### DIRECTION
Write the material out again in full, word for word. Do not include the pictures.

### RECORDS FOR THIS TASK
* * *

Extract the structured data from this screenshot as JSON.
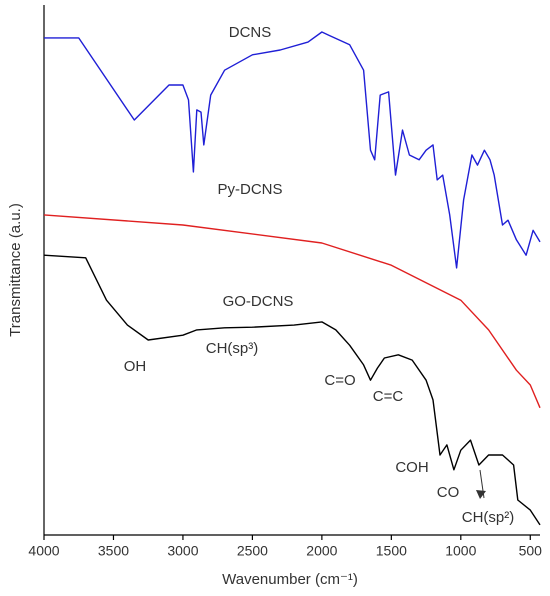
{
  "chart_data": {
    "type": "line",
    "x_label": "Wavenumber (cm⁻¹)",
    "y_label": "Transmittance (a.u.)",
    "xlim": [
      4000,
      430
    ],
    "xticks": [
      4000,
      3500,
      3000,
      2500,
      2000,
      1500,
      1000,
      500
    ],
    "ylim": [
      0,
      100
    ],
    "series": [
      {
        "name": "DCNS",
        "color": "#1f1fd6",
        "x": [
          4000,
          3750,
          3350,
          3100,
          3000,
          2960,
          2925,
          2900,
          2870,
          2850,
          2800,
          2700,
          2500,
          2300,
          2100,
          2000,
          1950,
          1800,
          1700,
          1650,
          1620,
          1580,
          1520,
          1470,
          1420,
          1370,
          1300,
          1250,
          1200,
          1170,
          1130,
          1080,
          1030,
          980,
          920,
          880,
          830,
          790,
          760,
          700,
          660,
          600,
          530,
          480,
          430
        ],
        "values": [
          93.8,
          93.8,
          78.3,
          84.9,
          84.9,
          82.1,
          68.5,
          80.2,
          79.8,
          73.6,
          83.0,
          87.7,
          90.6,
          91.5,
          93.0,
          94.9,
          94.3,
          92.5,
          87.7,
          72.6,
          70.8,
          83.0,
          83.6,
          67.9,
          76.4,
          71.7,
          70.8,
          72.6,
          73.6,
          67.0,
          67.9,
          60.4,
          50.4,
          63.2,
          71.7,
          69.8,
          72.6,
          70.8,
          67.9,
          58.5,
          59.4,
          55.7,
          52.8,
          57.5,
          55.3
        ]
      },
      {
        "name": "Py-DCNS",
        "color": "#e02020",
        "x": [
          4000,
          3000,
          2000,
          1500,
          1000,
          800,
          600,
          500,
          430
        ],
        "values": [
          60.4,
          58.5,
          55.1,
          50.9,
          44.3,
          38.7,
          31.1,
          28.3,
          24.0
        ]
      },
      {
        "name": "GO-DCNS",
        "color": "#000000",
        "x": [
          4000,
          3700,
          3550,
          3400,
          3250,
          3000,
          2900,
          2700,
          2500,
          2200,
          2000,
          1900,
          1800,
          1700,
          1650,
          1600,
          1550,
          1450,
          1350,
          1250,
          1200,
          1150,
          1100,
          1050,
          1000,
          930,
          870,
          800,
          700,
          620,
          590,
          500,
          430
        ],
        "values": [
          52.8,
          52.3,
          44.3,
          39.6,
          36.8,
          37.7,
          38.7,
          39.1,
          39.2,
          39.6,
          40.2,
          38.7,
          35.8,
          32.1,
          29.2,
          31.5,
          33.4,
          34.0,
          33.0,
          29.2,
          25.5,
          15.1,
          17.0,
          12.3,
          16.0,
          17.9,
          13.2,
          15.1,
          15.1,
          13.2,
          6.6,
          4.7,
          1.9
        ]
      }
    ],
    "annotations": [
      "OH",
      "CH(sp³)",
      "C=O",
      "C=C",
      "COH",
      "CO",
      "CH(sp²)"
    ]
  }
}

* * *

### TASK RESPONSE
Extract the structured data from this screenshot as JSON.
{
  "chart_data": {
    "type": "line",
    "x_label": "Wavenumber (cm⁻¹)",
    "y_label": "Transmittance (a.u.)",
    "xlim": [
      4000,
      430
    ],
    "xticks": [
      4000,
      3500,
      3000,
      2500,
      2000,
      1500,
      1000,
      500
    ],
    "ylim": [
      0,
      100
    ],
    "series": [
      {
        "name": "DCNS",
        "color": "#1f1fd6",
        "x": [
          4000,
          3750,
          3350,
          3100,
          3000,
          2960,
          2925,
          2900,
          2870,
          2850,
          2800,
          2700,
          2500,
          2300,
          2100,
          2000,
          1950,
          1800,
          1700,
          1650,
          1620,
          1580,
          1520,
          1470,
          1420,
          1370,
          1300,
          1250,
          1200,
          1170,
          1130,
          1080,
          1030,
          980,
          920,
          880,
          830,
          790,
          760,
          700,
          660,
          600,
          530,
          480,
          430
        ],
        "values": [
          93.8,
          93.8,
          78.3,
          84.9,
          84.9,
          82.1,
          68.5,
          80.2,
          79.8,
          73.6,
          83.0,
          87.7,
          90.6,
          91.5,
          93.0,
          94.9,
          94.3,
          92.5,
          87.7,
          72.6,
          70.8,
          83.0,
          83.6,
          67.9,
          76.4,
          71.7,
          70.8,
          72.6,
          73.6,
          67.0,
          67.9,
          60.4,
          50.4,
          63.2,
          71.7,
          69.8,
          72.6,
          70.8,
          67.9,
          58.5,
          59.4,
          55.7,
          52.8,
          57.5,
          55.3
        ]
      },
      {
        "name": "Py-DCNS",
        "color": "#e02020",
        "x": [
          4000,
          3000,
          2000,
          1500,
          1000,
          800,
          600,
          500,
          430
        ],
        "values": [
          60.4,
          58.5,
          55.1,
          50.9,
          44.3,
          38.7,
          31.1,
          28.3,
          24.0
        ]
      },
      {
        "name": "GO-DCNS",
        "color": "#000000",
        "x": [
          4000,
          3700,
          3550,
          3400,
          3250,
          3000,
          2900,
          2700,
          2500,
          2200,
          2000,
          1900,
          1800,
          1700,
          1650,
          1600,
          1550,
          1450,
          1350,
          1250,
          1200,
          1150,
          1100,
          1050,
          1000,
          930,
          870,
          800,
          700,
          620,
          590,
          500,
          430
        ],
        "values": [
          52.8,
          52.3,
          44.3,
          39.6,
          36.8,
          37.7,
          38.7,
          39.1,
          39.2,
          39.6,
          40.2,
          38.7,
          35.8,
          32.1,
          29.2,
          31.5,
          33.4,
          34.0,
          33.0,
          29.2,
          25.5,
          15.1,
          17.0,
          12.3,
          16.0,
          17.9,
          13.2,
          15.1,
          15.1,
          13.2,
          6.6,
          4.7,
          1.9
        ]
      }
    ],
    "annotations": [
      "OH",
      "CH(sp³)",
      "C=O",
      "C=C",
      "COH",
      "CO",
      "CH(sp²)"
    ]
  }
}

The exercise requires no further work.